■ **TO BE DONE**
Reproduce the lines that follow word for word, omitting the pictures from your answer.

----- EXERCISE INPUTS

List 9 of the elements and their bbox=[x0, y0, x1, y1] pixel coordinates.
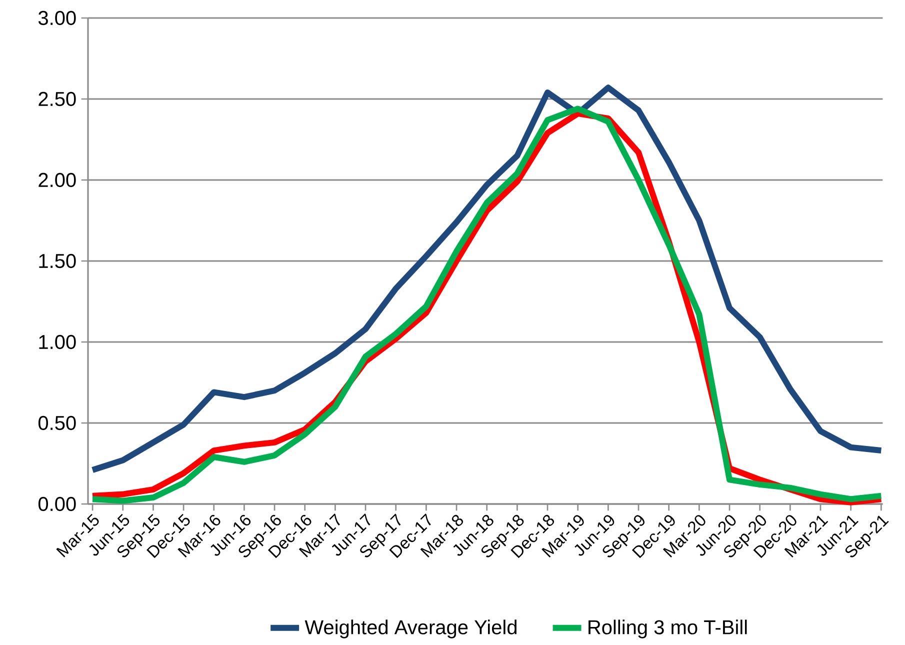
y-tick-label: 1.50 bbox=[39, 254, 76, 268]
y-tick-label: 0.00 bbox=[38, 496, 76, 512]
y-tick-label: 1.00 bbox=[39, 334, 76, 350]
legend-label: Weighted Average Yield bbox=[304, 620, 516, 638]
y-tick-label: 2.50 bbox=[38, 92, 76, 106]
y-tick-label: 3.00 bbox=[38, 10, 76, 26]
y-tick-label: 0.50 bbox=[38, 416, 76, 430]
legend-label: Rolling 3 mo T-Bill bbox=[588, 620, 747, 638]
y-tick-label: 2.00 bbox=[38, 172, 76, 188]
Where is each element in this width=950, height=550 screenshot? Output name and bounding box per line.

----------

■ **EXERCISE SOLUTION**
List 9 of the elements and their bbox=[x0, y0, x1, y1] pixel coordinates.
y-tick-label: 1.50 bbox=[39, 254, 76, 268]
y-tick-label: 0.00 bbox=[38, 496, 76, 512]
y-tick-label: 1.00 bbox=[39, 334, 76, 350]
legend-label: Weighted Average Yield bbox=[304, 620, 516, 638]
y-tick-label: 2.50 bbox=[38, 92, 76, 106]
y-tick-label: 3.00 bbox=[38, 10, 76, 26]
y-tick-label: 0.50 bbox=[38, 416, 76, 430]
legend-label: Rolling 3 mo T-Bill bbox=[588, 620, 747, 638]
y-tick-label: 2.00 bbox=[38, 172, 76, 188]
Where is each element in this width=950, height=550 screenshot? Output name and bounding box per line.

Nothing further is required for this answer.